#### [YOUR INSTRUCTIONS]
Print out the entries below with no edits.

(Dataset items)
- - - -
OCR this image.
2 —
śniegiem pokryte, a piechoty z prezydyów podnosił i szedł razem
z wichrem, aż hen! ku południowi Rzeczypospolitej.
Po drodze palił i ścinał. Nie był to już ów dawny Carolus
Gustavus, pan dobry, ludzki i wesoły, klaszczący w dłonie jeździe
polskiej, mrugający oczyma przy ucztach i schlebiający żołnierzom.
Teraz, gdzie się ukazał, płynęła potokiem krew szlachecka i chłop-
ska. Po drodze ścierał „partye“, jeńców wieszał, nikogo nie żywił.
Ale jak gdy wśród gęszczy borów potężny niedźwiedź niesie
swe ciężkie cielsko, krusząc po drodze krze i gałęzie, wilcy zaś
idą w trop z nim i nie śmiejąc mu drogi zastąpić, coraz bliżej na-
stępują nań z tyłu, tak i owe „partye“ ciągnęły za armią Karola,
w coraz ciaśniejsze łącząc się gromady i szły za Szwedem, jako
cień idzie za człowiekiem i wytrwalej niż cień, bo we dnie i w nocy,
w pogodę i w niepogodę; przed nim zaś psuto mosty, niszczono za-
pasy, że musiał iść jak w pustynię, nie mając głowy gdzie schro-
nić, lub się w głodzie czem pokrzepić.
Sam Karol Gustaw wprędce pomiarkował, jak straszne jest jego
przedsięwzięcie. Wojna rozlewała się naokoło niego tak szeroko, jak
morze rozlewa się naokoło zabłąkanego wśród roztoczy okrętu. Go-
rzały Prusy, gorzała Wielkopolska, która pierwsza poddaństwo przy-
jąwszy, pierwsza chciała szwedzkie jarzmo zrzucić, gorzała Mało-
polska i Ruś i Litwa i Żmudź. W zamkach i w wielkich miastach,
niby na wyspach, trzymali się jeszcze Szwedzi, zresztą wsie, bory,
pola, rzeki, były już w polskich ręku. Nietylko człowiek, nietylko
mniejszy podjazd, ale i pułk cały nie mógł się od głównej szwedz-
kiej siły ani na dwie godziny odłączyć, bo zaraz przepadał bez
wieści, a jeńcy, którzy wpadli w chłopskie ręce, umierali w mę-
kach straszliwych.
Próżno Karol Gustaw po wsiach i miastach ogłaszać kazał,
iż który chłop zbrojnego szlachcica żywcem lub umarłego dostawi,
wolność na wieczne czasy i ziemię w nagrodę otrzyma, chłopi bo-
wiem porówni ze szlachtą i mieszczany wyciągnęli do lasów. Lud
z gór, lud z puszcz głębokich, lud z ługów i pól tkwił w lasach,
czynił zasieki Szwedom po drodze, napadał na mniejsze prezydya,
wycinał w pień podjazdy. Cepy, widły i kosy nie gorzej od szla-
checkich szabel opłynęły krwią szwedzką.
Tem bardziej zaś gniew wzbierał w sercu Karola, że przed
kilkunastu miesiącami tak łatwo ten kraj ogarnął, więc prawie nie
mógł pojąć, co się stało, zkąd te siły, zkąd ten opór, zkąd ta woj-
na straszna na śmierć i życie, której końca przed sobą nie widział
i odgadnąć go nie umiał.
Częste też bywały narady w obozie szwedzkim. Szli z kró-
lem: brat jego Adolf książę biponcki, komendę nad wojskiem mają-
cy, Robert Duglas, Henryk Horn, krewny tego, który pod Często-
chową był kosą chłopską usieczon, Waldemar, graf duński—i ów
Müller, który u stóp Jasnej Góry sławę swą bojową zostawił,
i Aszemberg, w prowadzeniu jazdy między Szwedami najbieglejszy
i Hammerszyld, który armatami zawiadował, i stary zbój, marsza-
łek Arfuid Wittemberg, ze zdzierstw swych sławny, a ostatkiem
- - - -
#### [OUTPUT FOR THIS EXERCISE]
OCR this image.
2 —
śniegiem pokryte, a piechoty z prezydyów podnosił i szedł razem
z wichrem, aż hen! ku południowi Rzeczypospolitej.
Po drodze palił i ścinał. Nie był to już ów dawny Carolus
Gustavus, pan dobry, ludzki i wesoły, klaszczący w dłonie jeździe
polskiej, mrugający oczyma przy ucztach i schlebiający żołnierzom.
Teraz, gdzie się ukazał, płynęła potokiem krew szlachecka i chłop-
ska. Po drodze ścierał „partye“, jeńców wieszał, nikogo nie żywił.
Ale jak gdy wśród gęszczy borów potężny niedźwiedź niesie
swe ciężkie cielsko, krusząc po drodze krze i gałęzie, wilcy zaś
idą w trop z nim i nie śmiejąc mu drogi zastąpić, coraz bliżej na-
stępują nań z tyłu, tak i owe „partye“ ciągnęły za armią Karola,
w coraz ciaśniejsze łącząc się gromady i szły za Szwedem, jako
cień idzie za człowiekiem i wytrwalej niż cień, bo we dnie i w nocy,
w pogodę i w niepogodę; przed nim zaś psuto mosty, niszczono za-
pasy, że musiał iść jak w pustynię, nie mając głowy gdzie schro-
nić, lub się w głodzie czem pokrzepić.
Sam Karol Gustaw wprędce pomiarkował, jak straszne jest jego
przedsięwzięcie. Wojna rozlewała się naokoło niego tak szeroko, jak
morze rozlewa się naokoło zabłąkanego wśród roztoczy okrętu. Go-
rzały Prusy, gorzała Wielkopolska, która pierwsza poddaństwo przy-
jąwszy, pierwsza chciała szwedzkie jarzmo zrzucić, gorzała Mało-
polska i Ruś i Litwa i Żmudź. W zamkach i w wielkich miastach,
niby na wyspach, trzymali się jeszcze Szwedzi, zresztą wsie, bory,
pola, rzeki, były już w polskich ręku. Nietylko człowiek, nietylko
mniejszy podjazd, ale i pułk cały nie mógł się od głównej szwedz-
kiej siły ani na dwie godziny odłączyć, bo zaraz przepadał bez
wieści, a jeńcy, którzy wpadli w chłopskie ręce, umierali w mę-
kach straszliwych.
Próżno Karol Gustaw po wsiach i miastach ogłaszać kazał,
iż który chłop zbrojnego szlachcica żywcem lub umarłego dostawi,
wolność na wieczne czasy i ziemię w nagrodę otrzyma, chłopi bo-
wiem porówni ze szlachtą i mieszczany wyciągnęli do lasów. Lud
z gór, lud z puszcz głębokich, lud z ługów i pól tkwił w lasach,
czynił zasieki Szwedom po drodze, napadał na mniejsze prezydya,
wycinał w pień podjazdy. Cepy, widły i kosy nie gorzej od szla-
checkich szabel opłynęły krwią szwedzką.
Tem bardziej zaś gniew wzbierał w sercu Karola, że przed
kilkunastu miesiącami tak łatwo ten kraj ogarnął, więc prawie nie
mógł pojąć, co się stało, zkąd te siły, zkąd ten opór, zkąd ta woj-
na straszna na śmierć i życie, której końca przed sobą nie widział
i odgadnąć go nie umiał.
Częste też bywały narady w obozie szwedzkim. Szli z kró-
lem: brat jego Adolf książę biponcki, komendę nad wojskiem mają-
cy, Robert Duglas, Henryk Horn, krewny tego, który pod Często-
chową był kosą chłopską usieczon, Waldemar, graf duński—i ów
Müller, który u stóp Jasnej Góry sławę swą bojową zostawił,
i Aszemberg, w prowadzeniu jazdy między Szwedami najbieglejszy
i Hammerszyld, który armatami zawiadował, i stary zbój, marsza-
łek Arfuid Wittemberg, ze zdzierstw swych sławny, a ostatkiem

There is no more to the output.